* _Task inputs_
— begin —

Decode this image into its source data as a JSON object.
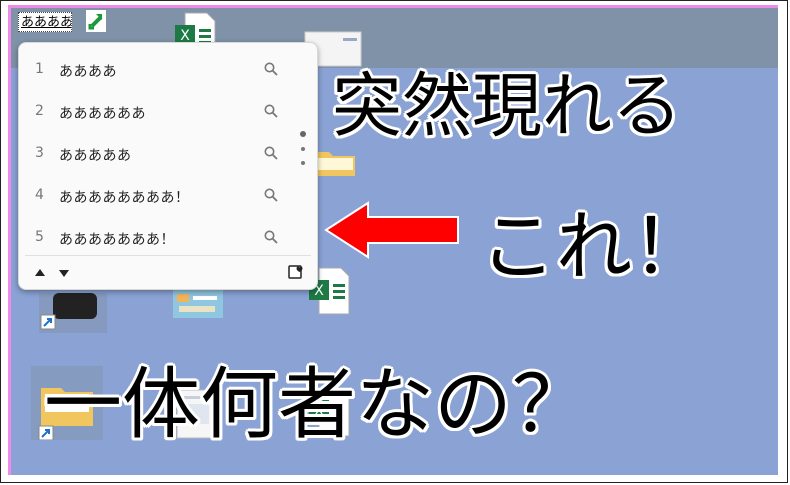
{
  "ime": {
    "composition_text": "ああああ"
  },
  "candidates": [
    {
      "num": "1",
      "text": "ああああ"
    },
    {
      "num": "2",
      "text": "ああああああ"
    },
    {
      "num": "3",
      "text": "あああああ"
    },
    {
      "num": "4",
      "text": "ああああああああ！"
    },
    {
      "num": "5",
      "text": "あああああああ！"
    }
  ],
  "caption": {
    "line1": "突然現れる",
    "line2": "これ！",
    "line3": "一体何者なの？"
  },
  "colors": {
    "desktop_bg": "#8aa2d4",
    "arrow": "#ff0000",
    "frame_accent": "#f08ae8"
  },
  "icons": [
    "ime-mode-icon",
    "search-icon",
    "favorite-icon",
    "excel-file-icon",
    "folder-icon",
    "shortcut-arrow-icon"
  ]
}
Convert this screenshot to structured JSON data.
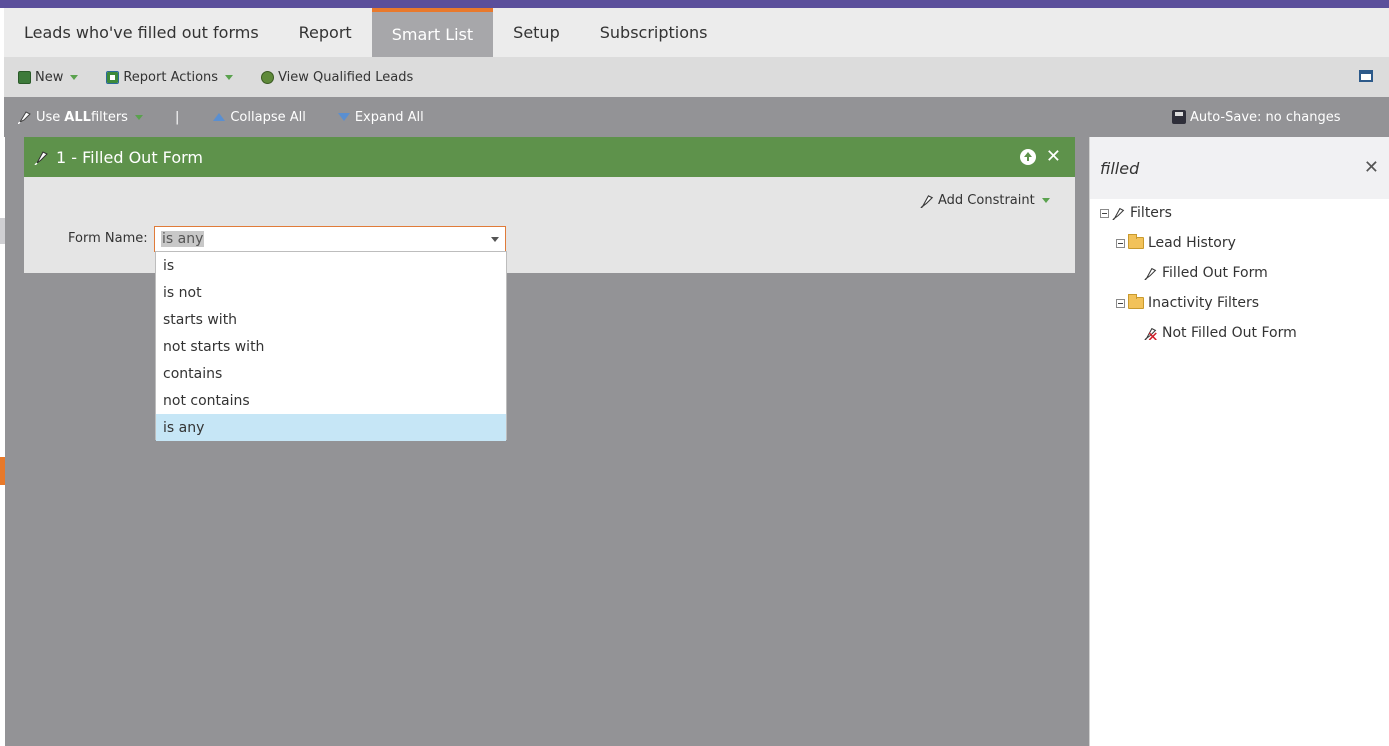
{
  "tabs": [
    {
      "label": "Leads who've filled out forms",
      "active": false
    },
    {
      "label": "Report",
      "active": false
    },
    {
      "label": "Smart List",
      "active": true
    },
    {
      "label": "Setup",
      "active": false
    },
    {
      "label": "Subscriptions",
      "active": false
    }
  ],
  "toolbar": {
    "new_label": "New",
    "report_actions_label": "Report Actions",
    "view_qualified_label": "View Qualified Leads"
  },
  "filterbar": {
    "use_prefix": "Use ",
    "use_bold": "ALL",
    "use_suffix": " filters",
    "separator": "|",
    "collapse_label": "Collapse All",
    "expand_label": "Expand All",
    "autosave_label": "Auto-Save: no changes"
  },
  "filter_card": {
    "title": "1 - Filled Out Form",
    "add_constraint_label": "Add Constraint",
    "form_name_label": "Form Name:",
    "operator_value": "is any"
  },
  "dropdown": {
    "options": [
      "is",
      "is not",
      "starts with",
      "not starts with",
      "contains",
      "not contains",
      "is any"
    ],
    "selected": "is any"
  },
  "sidebar": {
    "search_value": "filled",
    "tree": {
      "root": "Filters",
      "groups": [
        {
          "label": "Lead History",
          "items": [
            "Filled Out Form"
          ]
        },
        {
          "label": "Inactivity Filters",
          "items": [
            "Not Filled Out Form"
          ]
        }
      ]
    }
  },
  "colors": {
    "accent_purple": "#5b4f9b",
    "tab_active_underline": "#e9792c",
    "card_header_green": "#5e924b",
    "selected_option": "#c6e6f6",
    "workspace_gray": "#939396"
  }
}
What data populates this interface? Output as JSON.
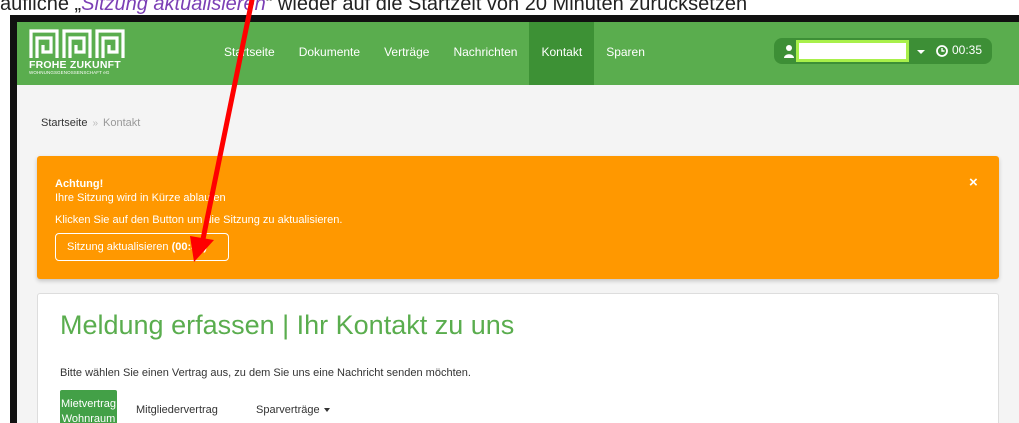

— end —

* _Your goal_
Output the lines above in full and exactly as given, omitting any pictures.

* _Task output_
Decode this image into its source data as a JSON object.
{
  "ime": {
    "composition_text": "ああああ"
  },
  "candidates": [
    {
      "num": "1",
      "text": "ああああ"
    },
    {
      "num": "2",
      "text": "ああああああ"
    },
    {
      "num": "3",
      "text": "あああああ"
    },
    {
      "num": "4",
      "text": "ああああああああ！"
    },
    {
      "num": "5",
      "text": "あああああああ！"
    }
  ],
  "caption": {
    "line1": "突然現れる",
    "line2": "これ！",
    "line3": "一体何者なの？"
  },
  "colors": {
    "desktop_bg": "#8aa2d4",
    "arrow": "#ff0000",
    "frame_accent": "#f08ae8"
  },
  "icons": [
    "ime-mode-icon",
    "search-icon",
    "favorite-icon",
    "excel-file-icon",
    "folder-icon",
    "shortcut-arrow-icon"
  ]
}
Convert this screenshot to structured JSON data.
{
  "tabs": [
    {
      "label": "Leads who've filled out forms",
      "active": false
    },
    {
      "label": "Report",
      "active": false
    },
    {
      "label": "Smart List",
      "active": true
    },
    {
      "label": "Setup",
      "active": false
    },
    {
      "label": "Subscriptions",
      "active": false
    }
  ],
  "toolbar": {
    "new_label": "New",
    "report_actions_label": "Report Actions",
    "view_qualified_label": "View Qualified Leads"
  },
  "filterbar": {
    "use_prefix": "Use ",
    "use_bold": "ALL",
    "use_suffix": " filters",
    "separator": "|",
    "collapse_label": "Collapse All",
    "expand_label": "Expand All",
    "autosave_label": "Auto-Save: no changes"
  },
  "filter_card": {
    "title": "1 - Filled Out Form",
    "add_constraint_label": "Add Constraint",
    "form_name_label": "Form Name:",
    "operator_value": "is any"
  },
  "dropdown": {
    "options": [
      "is",
      "is not",
      "starts with",
      "not starts with",
      "contains",
      "not contains",
      "is any"
    ],
    "selected": "is any"
  },
  "sidebar": {
    "search_value": "filled",
    "tree": {
      "root": "Filters",
      "groups": [
        {
          "label": "Lead History",
          "items": [
            "Filled Out Form"
          ]
        },
        {
          "label": "Inactivity Filters",
          "items": [
            "Not Filled Out Form"
          ]
        }
      ]
    }
  },
  "colors": {
    "accent_purple": "#5b4f9b",
    "tab_active_underline": "#e9792c",
    "card_header_green": "#5e924b",
    "selected_option": "#c6e6f6",
    "workspace_gray": "#939396"
  }
}
What data populates this interface? Output as JSON.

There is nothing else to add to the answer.